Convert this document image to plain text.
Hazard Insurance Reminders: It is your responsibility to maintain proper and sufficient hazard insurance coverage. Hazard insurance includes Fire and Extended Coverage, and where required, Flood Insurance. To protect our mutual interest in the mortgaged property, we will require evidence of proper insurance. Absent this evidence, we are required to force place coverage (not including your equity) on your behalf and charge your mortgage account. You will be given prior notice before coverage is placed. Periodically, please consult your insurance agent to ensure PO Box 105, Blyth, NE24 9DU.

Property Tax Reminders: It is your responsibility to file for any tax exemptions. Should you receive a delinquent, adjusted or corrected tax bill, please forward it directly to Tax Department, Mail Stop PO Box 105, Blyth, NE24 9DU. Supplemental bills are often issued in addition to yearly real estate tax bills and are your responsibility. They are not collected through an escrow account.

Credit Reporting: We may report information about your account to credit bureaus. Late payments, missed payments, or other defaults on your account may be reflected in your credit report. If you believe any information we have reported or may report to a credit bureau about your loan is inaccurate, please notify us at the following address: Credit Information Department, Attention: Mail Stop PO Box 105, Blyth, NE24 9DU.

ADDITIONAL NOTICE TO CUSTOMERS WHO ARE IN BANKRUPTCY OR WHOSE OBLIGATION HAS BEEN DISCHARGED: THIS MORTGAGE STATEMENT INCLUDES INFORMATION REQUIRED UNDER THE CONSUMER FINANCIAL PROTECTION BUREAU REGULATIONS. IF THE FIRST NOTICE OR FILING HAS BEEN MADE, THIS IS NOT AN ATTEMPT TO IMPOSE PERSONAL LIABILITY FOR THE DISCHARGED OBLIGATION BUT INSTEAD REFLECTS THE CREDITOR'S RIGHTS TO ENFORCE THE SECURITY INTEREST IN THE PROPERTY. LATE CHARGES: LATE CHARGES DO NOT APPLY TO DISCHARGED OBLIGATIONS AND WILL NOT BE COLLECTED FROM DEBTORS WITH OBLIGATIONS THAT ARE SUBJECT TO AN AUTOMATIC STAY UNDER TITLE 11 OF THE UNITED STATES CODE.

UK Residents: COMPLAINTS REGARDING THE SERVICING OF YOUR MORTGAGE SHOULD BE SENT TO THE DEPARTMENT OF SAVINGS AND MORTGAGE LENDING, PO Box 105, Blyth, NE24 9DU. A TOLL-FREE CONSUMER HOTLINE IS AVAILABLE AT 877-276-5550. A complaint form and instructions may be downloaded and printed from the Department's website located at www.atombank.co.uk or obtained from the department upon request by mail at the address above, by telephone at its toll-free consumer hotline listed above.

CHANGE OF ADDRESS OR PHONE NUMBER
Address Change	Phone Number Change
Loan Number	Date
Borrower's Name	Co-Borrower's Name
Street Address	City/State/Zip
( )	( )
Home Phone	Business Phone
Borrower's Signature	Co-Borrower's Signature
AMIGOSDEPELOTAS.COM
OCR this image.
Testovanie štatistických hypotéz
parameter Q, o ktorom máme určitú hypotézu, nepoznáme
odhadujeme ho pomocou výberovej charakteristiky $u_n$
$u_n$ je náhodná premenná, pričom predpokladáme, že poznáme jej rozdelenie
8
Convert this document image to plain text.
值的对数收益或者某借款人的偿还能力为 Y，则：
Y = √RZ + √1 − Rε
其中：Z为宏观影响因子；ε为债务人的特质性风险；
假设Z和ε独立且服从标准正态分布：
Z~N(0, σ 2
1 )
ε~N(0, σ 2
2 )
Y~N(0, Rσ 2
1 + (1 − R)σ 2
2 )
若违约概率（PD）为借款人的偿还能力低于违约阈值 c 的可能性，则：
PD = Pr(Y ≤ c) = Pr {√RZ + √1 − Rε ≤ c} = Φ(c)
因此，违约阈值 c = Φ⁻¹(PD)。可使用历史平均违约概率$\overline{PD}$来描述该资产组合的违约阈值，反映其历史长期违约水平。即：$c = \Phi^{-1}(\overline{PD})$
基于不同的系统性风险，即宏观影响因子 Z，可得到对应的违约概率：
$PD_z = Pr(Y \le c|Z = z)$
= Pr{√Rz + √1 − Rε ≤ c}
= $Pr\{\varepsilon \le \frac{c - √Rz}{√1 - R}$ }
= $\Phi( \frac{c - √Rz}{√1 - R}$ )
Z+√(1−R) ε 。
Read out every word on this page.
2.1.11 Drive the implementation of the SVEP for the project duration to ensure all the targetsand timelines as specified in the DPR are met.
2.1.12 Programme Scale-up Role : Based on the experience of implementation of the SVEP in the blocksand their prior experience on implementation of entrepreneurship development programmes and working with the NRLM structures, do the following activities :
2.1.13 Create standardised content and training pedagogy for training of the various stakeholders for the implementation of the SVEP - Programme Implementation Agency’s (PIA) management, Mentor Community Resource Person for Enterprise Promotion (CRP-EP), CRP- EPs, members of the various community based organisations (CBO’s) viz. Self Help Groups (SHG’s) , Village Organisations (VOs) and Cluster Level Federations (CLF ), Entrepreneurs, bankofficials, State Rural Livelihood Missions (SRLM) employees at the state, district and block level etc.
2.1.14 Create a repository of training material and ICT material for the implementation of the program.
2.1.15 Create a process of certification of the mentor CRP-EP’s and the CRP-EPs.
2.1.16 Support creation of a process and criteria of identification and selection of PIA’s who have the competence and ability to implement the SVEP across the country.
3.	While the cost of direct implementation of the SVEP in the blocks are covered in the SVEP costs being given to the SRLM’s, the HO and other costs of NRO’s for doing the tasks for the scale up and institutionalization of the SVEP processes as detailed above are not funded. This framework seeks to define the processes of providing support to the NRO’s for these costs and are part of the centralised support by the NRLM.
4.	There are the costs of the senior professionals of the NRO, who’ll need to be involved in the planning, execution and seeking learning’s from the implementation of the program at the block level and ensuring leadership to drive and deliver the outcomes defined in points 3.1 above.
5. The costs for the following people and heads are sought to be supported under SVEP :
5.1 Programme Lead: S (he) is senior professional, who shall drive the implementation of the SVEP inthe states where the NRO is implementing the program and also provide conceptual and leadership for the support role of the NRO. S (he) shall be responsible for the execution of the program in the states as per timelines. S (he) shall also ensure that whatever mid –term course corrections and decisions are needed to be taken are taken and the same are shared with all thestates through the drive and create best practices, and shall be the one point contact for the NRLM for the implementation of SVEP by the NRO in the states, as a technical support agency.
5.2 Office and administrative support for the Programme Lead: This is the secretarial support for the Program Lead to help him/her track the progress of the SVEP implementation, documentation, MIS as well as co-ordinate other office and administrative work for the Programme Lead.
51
=-=-=-=-=
Written request — Write the data from above out again, exactly.

Result below —
Convert this document image to plain text.
Hazard Insurance Reminders: It is your responsibility to maintain proper and sufficient hazard insurance coverage. Hazard insurance includes Fire and Extended Coverage, and where required, Flood Insurance. To protect our mutual interest in the mortgaged property, we will require evidence of proper insurance. Absent this evidence, we are required to force place coverage (not including your equity) on your behalf and charge your mortgage account. You will be given prior notice before coverage is placed. Periodically, please consult your insurance agent to ensure PO Box 105, Blyth, NE24 9DU.

Property Tax Reminders: It is your responsibility to file for any tax exemptions. Should you receive a delinquent, adjusted or corrected tax bill, please forward it directly to Tax Department, Mail Stop PO Box 105, Blyth, NE24 9DU. Supplemental bills are often issued in addition to yearly real estate tax bills and are your responsibility. They are not collected through an escrow account.

Credit Reporting: We may report information about your account to credit bureaus. Late payments, missed payments, or other defaults on your account may be reflected in your credit report. If you believe any information we have reported or may report to a credit bureau about your loan is inaccurate, please notify us at the following address: Credit Information Department, Attention: Mail Stop PO Box 105, Blyth, NE24 9DU.

ADDITIONAL NOTICE TO CUSTOMERS WHO ARE IN BANKRUPTCY OR WHOSE OBLIGATION HAS BEEN DISCHARGED: THIS MORTGAGE STATEMENT INCLUDES INFORMATION REQUIRED UNDER THE CONSUMER FINANCIAL PROTECTION BUREAU REGULATIONS. IF THE FIRST NOTICE OR FILING HAS BEEN MADE, THIS IS NOT AN ATTEMPT TO IMPOSE PERSONAL LIABILITY FOR THE DISCHARGED OBLIGATION BUT INSTEAD REFLECTS THE CREDITOR'S RIGHTS TO ENFORCE THE SECURITY INTEREST IN THE PROPERTY. LATE CHARGES: LATE CHARGES DO NOT APPLY TO DISCHARGED OBLIGATIONS AND WILL NOT BE COLLECTED FROM DEBTORS WITH OBLIGATIONS THAT ARE SUBJECT TO AN AUTOMATIC STAY UNDER TITLE 11 OF THE UNITED STATES CODE.

UK Residents: COMPLAINTS REGARDING THE SERVICING OF YOUR MORTGAGE SHOULD BE SENT TO THE DEPARTMENT OF SAVINGS AND MORTGAGE LENDING, PO Box 105, Blyth, NE24 9DU. A TOLL-FREE CONSUMER HOTLINE IS AVAILABLE AT 877-276-5550. A complaint form and instructions may be downloaded and printed from the Department's website located at www.atombank.co.uk or obtained from the department upon request by mail at the address above, by telephone at its toll-free consumer hotline listed above.

CHANGE OF ADDRESS OR PHONE NUMBER
Address Change	Phone Number Change
Loan Number	Date
Borrower's Name	Co-Borrower's Name
Street Address	City/State/Zip
( )	( )
Home Phone	Business Phone
Borrower's Signature	Co-Borrower's Signature
AMIGOSDEPELOTAS.COM
OCR this image.
Testovanie štatistických hypotéz
parameter Q, o ktorom máme určitú hypotézu, nepoznáme
odhadujeme ho pomocou výberovej charakteristiky $u_n$
$u_n$ je náhodná premenná, pričom predpokladáme, že poznáme jej rozdelenie
8
Convert this document image to plain text.
值的对数收益或者某借款人的偿还能力为 Y，则：
Y = √RZ + √1 − Rε
其中：Z为宏观影响因子；ε为债务人的特质性风险；
假设Z和ε独立且服从标准正态分布：
Z~N(0, σ 2
1 )
ε~N(0, σ 2
2 )
Y~N(0, Rσ 2
1 + (1 − R)σ 2
2 )
若违约概率（PD）为借款人的偿还能力低于违约阈值 c 的可能性，则：
PD = Pr(Y ≤ c) = Pr {√RZ + √1 − Rε ≤ c} = Φ(c)
因此，违约阈值 c = Φ⁻¹(PD)。可使用历史平均违约概率$\overline{PD}$来描述该资产组合的违约阈值，反映其历史长期违约水平。即：$c = \Phi^{-1}(\overline{PD})$
基于不同的系统性风险，即宏观影响因子 Z，可得到对应的违约概率：
$PD_z = Pr(Y \le c|Z = z)$
= Pr{√Rz + √1 − Rε ≤ c}
= $Pr\{\varepsilon \le \frac{c - √Rz}{√1 - R}$ }
= $\Phi( \frac{c - √Rz}{√1 - R}$ )
Z+√(1−R) ε 。
Read out every word on this page.
2.1.11 Drive the implementation of the SVEP for the project duration to ensure all the targetsand timelines as specified in the DPR are met.
2.1.12 Programme Scale-up Role : Based on the experience of implementation of the SVEP in the blocksand their prior experience on implementation of entrepreneurship development programmes and working with the NRLM structures, do the following activities :
2.1.13 Create standardised content and training pedagogy for training of the various stakeholders for the implementation of the SVEP - Programme Implementation Agency’s (PIA) management, Mentor Community Resource Person for Enterprise Promotion (CRP-EP), CRP- EPs, members of the various community based organisations (CBO’s) viz. Self Help Groups (SHG’s) , Village Organisations (VOs) and Cluster Level Federations (CLF ), Entrepreneurs, bankofficials, State Rural Livelihood Missions (SRLM) employees at the state, district and block level etc.
2.1.14 Create a repository of training material and ICT material for the implementation of the program.
2.1.15 Create a process of certification of the mentor CRP-EP’s and the CRP-EPs.
2.1.16 Support creation of a process and criteria of identification and selection of PIA’s who have the competence and ability to implement the SVEP across the country.
3.	While the cost of direct implementation of the SVEP in the blocks are covered in the SVEP costs being given to the SRLM’s, the HO and other costs of NRO’s for doing the tasks for the scale up and institutionalization of the SVEP processes as detailed above are not funded. This framework seeks to define the processes of providing support to the NRO’s for these costs and are part of the centralised support by the NRLM.
4.	There are the costs of the senior professionals of the NRO, who’ll need to be involved in the planning, execution and seeking learning’s from the implementation of the program at the block level and ensuring leadership to drive and deliver the outcomes defined in points 3.1 above.
5. The costs for the following people and heads are sought to be supported under SVEP :
5.1 Programme Lead: S (he) is senior professional, who shall drive the implementation of the SVEP inthe states where the NRO is implementing the program and also provide conceptual and leadership for the support role of the NRO. S (he) shall be responsible for the execution of the program in the states as per timelines. S (he) shall also ensure that whatever mid –term course corrections and decisions are needed to be taken are taken and the same are shared with all thestates through the drive and create best practices, and shall be the one point contact for the NRLM for the implementation of SVEP by the NRO in the states, as a technical support agency.
5.2 Office and administrative support for the Programme Lead: This is the secretarial support for the Program Lead to help him/her track the progress of the SVEP implementation, documentation, MIS as well as co-ordinate other office and administrative work for the Programme Lead.
51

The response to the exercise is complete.